◆ TEXT ◆
By TIOL News Service

MUMBAI, JAN 07, 2015: THE appellant is a PSU owned 100% by the Government of India. They undertake two kinds of activities. First, they provide exploration report based on survey and detailed expression of mineral deposit for which they get grant-in-aid from the Govt. of India. This is called preliminary exploration. The second activity is exploration work in respect of which they provide detailed survey and exploration reports on contractual basis to various clients. On the second activity, Service Tax is paid by them.

As regards the first activity, these reports are kept by them and may be sold to private users later, on payment of fees on which Service Tax is also being paid.

The demand of Service Tax of Rs.4,36,88,734/- has been confirmed only on the reports prepared by them on the basis of exploration work and the activity undertaken is classified by Revenue under Scientific and Technical Consultancy Services.

(Layout annotation data)
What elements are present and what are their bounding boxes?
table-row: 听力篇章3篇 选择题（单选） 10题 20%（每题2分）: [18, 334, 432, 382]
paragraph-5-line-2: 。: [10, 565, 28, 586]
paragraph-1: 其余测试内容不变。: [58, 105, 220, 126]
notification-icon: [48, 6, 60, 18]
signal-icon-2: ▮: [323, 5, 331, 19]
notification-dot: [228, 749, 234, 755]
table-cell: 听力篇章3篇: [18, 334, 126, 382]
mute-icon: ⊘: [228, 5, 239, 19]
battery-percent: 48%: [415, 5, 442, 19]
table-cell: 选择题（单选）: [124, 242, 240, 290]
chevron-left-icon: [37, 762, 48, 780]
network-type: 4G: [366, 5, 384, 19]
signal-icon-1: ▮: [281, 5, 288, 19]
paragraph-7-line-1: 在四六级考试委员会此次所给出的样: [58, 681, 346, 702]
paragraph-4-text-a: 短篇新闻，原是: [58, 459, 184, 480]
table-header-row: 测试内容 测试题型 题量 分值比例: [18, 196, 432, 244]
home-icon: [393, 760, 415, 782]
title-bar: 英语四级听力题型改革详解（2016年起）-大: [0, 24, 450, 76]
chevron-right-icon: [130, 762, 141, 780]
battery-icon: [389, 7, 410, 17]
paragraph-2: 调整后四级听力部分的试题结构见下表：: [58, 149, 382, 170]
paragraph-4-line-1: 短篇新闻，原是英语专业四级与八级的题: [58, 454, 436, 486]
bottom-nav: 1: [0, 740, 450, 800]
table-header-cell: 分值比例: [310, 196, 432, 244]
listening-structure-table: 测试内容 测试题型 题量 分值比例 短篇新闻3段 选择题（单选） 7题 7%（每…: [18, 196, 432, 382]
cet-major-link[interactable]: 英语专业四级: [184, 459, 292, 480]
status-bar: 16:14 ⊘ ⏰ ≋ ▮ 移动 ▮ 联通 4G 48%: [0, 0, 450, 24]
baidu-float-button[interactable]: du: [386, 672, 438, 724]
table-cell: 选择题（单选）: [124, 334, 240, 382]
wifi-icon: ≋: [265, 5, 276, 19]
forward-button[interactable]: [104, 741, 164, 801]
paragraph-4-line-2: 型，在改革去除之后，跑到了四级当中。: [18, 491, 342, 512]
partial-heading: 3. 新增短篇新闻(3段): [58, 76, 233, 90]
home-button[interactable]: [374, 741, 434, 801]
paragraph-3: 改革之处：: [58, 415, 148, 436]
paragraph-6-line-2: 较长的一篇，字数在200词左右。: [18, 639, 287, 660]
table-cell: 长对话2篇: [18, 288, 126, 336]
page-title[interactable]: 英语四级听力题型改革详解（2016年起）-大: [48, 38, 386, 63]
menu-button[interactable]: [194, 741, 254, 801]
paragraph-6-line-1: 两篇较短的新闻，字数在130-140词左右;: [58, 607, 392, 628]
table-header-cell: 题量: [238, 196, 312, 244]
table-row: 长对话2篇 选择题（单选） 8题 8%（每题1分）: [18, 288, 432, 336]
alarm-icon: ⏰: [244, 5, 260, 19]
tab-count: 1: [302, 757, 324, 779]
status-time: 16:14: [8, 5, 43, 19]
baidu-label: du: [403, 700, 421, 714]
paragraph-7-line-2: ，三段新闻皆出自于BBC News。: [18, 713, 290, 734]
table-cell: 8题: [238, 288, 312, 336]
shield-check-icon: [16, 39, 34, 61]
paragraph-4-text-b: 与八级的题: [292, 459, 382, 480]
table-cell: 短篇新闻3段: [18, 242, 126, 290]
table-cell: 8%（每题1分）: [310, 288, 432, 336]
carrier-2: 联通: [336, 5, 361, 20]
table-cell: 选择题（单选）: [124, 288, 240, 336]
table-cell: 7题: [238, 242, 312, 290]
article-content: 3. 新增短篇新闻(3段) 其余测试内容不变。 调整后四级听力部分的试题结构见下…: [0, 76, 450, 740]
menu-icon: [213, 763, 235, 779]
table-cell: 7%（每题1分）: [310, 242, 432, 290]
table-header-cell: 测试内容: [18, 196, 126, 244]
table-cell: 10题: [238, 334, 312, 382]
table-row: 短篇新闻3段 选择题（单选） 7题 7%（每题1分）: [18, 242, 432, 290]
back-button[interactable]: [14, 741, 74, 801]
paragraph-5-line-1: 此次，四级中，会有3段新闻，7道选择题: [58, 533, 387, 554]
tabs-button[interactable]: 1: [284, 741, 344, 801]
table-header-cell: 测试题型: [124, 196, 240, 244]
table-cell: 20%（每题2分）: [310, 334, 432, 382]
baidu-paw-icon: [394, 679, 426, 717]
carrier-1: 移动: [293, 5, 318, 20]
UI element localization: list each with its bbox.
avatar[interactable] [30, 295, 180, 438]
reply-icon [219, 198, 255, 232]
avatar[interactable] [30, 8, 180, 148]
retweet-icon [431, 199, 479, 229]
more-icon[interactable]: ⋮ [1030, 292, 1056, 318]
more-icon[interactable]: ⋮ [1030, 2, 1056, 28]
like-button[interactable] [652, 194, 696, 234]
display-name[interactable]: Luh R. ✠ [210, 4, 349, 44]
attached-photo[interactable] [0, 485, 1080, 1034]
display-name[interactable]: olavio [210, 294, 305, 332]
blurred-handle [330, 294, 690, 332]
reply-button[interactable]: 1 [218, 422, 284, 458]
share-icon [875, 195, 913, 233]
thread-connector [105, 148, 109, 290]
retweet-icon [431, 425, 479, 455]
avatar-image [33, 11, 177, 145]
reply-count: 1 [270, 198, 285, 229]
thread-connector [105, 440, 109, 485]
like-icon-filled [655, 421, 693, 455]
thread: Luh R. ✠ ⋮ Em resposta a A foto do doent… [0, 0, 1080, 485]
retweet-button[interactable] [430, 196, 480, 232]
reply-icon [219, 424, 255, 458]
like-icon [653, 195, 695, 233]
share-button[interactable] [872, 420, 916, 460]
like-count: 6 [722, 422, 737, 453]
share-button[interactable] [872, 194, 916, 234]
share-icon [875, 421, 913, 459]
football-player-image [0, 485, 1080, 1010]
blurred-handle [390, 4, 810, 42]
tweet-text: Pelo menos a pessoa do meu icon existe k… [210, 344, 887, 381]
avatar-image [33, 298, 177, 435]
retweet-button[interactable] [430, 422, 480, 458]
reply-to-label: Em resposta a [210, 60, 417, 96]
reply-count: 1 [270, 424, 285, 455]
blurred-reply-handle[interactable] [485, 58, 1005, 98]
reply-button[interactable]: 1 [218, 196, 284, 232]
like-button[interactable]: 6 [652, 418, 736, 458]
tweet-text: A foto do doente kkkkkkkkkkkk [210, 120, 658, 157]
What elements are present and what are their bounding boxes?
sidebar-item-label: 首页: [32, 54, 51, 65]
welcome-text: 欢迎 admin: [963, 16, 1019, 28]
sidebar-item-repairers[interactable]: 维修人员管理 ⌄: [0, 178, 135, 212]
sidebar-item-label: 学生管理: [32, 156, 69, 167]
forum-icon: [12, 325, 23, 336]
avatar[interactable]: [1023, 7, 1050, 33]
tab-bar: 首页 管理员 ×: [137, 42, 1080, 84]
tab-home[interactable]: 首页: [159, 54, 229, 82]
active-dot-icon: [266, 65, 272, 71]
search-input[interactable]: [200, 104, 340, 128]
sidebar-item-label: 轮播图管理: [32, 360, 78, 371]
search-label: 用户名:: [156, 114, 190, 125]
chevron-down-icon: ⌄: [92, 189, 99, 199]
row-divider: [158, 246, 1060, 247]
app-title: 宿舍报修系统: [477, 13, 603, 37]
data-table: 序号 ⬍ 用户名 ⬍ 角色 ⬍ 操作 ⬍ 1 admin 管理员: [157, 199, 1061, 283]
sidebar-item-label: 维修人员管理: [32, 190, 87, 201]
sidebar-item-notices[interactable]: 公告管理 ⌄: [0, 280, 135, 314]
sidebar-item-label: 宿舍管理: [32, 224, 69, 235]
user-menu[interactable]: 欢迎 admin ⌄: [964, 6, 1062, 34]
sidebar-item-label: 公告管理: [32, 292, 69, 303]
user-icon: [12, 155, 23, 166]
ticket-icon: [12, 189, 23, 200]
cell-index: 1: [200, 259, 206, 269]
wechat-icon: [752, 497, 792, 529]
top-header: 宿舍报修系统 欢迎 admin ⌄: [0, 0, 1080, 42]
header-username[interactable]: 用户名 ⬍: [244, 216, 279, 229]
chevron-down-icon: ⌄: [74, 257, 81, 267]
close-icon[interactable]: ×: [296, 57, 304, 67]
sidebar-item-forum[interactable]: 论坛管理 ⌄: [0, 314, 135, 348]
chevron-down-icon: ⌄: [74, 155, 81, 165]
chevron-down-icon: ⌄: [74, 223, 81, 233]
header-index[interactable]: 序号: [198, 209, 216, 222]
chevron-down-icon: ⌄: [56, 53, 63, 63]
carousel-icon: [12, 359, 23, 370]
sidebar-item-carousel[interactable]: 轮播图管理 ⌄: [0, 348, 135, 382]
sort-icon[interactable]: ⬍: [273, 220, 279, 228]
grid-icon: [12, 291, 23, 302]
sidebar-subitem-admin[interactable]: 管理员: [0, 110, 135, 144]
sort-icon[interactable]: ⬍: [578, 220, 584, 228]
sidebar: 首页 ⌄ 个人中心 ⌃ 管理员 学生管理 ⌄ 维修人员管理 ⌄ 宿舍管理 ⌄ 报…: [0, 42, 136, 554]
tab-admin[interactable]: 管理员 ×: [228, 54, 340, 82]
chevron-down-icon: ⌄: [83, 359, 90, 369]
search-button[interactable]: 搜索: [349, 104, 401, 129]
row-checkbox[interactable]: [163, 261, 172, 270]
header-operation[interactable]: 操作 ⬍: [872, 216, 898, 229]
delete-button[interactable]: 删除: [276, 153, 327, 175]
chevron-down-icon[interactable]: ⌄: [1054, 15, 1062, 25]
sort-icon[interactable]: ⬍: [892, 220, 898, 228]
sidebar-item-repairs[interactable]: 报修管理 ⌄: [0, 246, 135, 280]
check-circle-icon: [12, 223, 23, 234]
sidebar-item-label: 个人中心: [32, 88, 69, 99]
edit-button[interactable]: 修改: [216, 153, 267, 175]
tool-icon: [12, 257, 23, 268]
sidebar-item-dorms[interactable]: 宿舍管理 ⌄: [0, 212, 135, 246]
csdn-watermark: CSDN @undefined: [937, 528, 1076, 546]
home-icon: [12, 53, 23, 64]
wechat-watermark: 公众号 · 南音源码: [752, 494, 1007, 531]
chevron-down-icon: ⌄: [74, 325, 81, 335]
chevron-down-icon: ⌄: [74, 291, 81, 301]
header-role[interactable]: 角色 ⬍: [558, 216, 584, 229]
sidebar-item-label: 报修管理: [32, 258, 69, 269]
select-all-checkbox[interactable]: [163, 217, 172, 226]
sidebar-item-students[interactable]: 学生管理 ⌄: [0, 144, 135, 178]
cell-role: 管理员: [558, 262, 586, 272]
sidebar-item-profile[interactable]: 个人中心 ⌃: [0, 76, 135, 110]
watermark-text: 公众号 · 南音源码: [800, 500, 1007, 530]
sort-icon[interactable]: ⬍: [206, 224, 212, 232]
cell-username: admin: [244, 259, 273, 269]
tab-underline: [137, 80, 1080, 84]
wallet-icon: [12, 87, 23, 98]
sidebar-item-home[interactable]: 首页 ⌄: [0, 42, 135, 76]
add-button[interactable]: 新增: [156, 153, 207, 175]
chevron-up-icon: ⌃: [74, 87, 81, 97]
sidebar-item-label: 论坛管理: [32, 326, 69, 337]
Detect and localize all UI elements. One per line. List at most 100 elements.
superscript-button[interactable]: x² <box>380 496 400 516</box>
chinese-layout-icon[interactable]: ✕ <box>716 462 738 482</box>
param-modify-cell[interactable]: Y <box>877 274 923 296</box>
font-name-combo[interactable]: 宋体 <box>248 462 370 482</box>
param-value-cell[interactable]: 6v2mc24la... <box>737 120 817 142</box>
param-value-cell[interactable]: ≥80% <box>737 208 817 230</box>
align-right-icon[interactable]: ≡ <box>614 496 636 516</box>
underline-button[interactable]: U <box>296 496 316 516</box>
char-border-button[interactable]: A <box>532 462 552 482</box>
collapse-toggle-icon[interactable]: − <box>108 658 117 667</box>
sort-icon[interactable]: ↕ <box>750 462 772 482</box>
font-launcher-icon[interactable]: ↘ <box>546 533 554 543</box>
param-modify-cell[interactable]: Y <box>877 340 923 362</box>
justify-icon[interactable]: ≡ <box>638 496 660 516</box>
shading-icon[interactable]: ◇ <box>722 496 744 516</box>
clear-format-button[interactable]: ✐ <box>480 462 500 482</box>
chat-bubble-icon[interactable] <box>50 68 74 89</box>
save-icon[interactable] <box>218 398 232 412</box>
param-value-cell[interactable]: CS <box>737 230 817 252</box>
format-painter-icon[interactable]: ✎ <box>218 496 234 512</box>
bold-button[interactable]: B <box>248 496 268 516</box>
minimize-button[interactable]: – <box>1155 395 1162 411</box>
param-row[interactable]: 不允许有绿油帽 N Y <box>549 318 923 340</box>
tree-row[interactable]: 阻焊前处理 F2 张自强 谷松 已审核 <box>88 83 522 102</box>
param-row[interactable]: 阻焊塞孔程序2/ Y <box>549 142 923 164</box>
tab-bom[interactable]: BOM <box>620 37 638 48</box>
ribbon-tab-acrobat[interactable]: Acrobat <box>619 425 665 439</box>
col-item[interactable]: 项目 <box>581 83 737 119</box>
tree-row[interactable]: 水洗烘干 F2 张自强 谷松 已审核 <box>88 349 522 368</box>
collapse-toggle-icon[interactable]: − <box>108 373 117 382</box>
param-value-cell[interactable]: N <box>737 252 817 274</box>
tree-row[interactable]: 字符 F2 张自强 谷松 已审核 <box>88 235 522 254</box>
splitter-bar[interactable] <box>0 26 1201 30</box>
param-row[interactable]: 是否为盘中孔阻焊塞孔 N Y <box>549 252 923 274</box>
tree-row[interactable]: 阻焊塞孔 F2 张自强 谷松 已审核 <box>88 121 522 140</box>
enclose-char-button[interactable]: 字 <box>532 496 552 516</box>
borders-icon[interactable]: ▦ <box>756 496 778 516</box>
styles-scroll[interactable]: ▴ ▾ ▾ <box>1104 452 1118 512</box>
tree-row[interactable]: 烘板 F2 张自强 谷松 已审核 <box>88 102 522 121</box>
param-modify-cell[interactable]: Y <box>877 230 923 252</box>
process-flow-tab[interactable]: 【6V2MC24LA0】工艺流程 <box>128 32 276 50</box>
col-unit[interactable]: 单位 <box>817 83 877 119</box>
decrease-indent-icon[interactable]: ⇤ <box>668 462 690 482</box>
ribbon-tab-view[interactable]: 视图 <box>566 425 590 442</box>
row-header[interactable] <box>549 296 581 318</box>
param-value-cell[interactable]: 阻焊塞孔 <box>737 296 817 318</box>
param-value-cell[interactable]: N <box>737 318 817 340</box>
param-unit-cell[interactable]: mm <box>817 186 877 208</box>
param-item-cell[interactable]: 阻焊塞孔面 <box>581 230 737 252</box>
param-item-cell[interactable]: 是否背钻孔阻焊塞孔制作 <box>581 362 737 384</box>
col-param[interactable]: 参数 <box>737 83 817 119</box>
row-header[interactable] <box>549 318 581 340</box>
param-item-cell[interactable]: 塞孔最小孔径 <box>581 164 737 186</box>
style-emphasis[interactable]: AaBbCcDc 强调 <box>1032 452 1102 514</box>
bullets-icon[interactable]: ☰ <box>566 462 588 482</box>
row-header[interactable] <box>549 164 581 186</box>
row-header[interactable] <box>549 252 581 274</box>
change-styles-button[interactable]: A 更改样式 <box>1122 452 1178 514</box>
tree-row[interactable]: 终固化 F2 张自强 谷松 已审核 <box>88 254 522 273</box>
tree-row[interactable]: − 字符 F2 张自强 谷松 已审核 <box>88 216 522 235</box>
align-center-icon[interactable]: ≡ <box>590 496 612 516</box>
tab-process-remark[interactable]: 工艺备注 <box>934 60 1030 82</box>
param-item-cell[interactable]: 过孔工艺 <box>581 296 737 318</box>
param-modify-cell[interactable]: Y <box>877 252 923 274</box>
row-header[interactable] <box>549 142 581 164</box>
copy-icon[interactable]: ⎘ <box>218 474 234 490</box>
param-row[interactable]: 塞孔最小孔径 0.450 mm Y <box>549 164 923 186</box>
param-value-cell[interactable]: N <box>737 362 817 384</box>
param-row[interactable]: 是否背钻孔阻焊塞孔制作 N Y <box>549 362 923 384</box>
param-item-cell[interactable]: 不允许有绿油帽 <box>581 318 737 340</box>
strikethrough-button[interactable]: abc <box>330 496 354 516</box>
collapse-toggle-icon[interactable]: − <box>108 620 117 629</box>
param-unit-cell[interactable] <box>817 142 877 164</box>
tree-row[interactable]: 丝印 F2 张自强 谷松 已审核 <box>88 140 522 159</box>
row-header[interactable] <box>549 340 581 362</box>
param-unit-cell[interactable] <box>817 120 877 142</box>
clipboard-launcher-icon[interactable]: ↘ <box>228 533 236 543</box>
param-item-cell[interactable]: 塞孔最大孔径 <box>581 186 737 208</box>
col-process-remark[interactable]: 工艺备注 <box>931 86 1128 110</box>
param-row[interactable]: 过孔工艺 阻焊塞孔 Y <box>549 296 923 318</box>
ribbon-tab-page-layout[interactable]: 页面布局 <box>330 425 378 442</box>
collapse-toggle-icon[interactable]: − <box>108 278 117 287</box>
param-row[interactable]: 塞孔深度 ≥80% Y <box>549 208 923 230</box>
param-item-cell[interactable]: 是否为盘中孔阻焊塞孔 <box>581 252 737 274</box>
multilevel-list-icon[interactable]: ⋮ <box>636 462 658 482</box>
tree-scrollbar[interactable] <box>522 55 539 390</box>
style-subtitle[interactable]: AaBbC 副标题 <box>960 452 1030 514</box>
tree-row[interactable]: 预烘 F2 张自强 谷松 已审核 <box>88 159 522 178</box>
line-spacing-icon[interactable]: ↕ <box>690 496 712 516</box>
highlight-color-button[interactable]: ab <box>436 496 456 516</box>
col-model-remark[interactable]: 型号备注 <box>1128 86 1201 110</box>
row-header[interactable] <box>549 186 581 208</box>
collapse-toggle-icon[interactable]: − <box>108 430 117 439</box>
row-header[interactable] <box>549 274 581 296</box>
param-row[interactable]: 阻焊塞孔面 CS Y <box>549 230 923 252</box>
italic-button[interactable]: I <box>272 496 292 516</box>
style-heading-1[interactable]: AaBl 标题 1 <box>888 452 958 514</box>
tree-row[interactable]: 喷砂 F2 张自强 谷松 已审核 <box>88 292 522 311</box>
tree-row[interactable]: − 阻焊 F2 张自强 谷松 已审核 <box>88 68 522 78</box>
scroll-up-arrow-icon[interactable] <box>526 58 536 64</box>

◆ WRITTEN TASKS ◆
[1] What amount of Service Tax demand has been confirmed, according to the Service Tax article?
[2] Please list every activity or payment on which, according to the Service Tax article, Service Tax is paid or has been demanded.

◆ RESULTS IN ORDER ◆
[1] Rs.4,36,88,734/-

[2]
- The exploration work for which detailed survey and exploration reports are provided to various clients on a contractual basis (Service Tax paid)
- The fees paid by private users who later buy the reports from the first activity (Service Tax paid)
- The reports prepared on the basis of exploration work (Service Tax demand confirmed)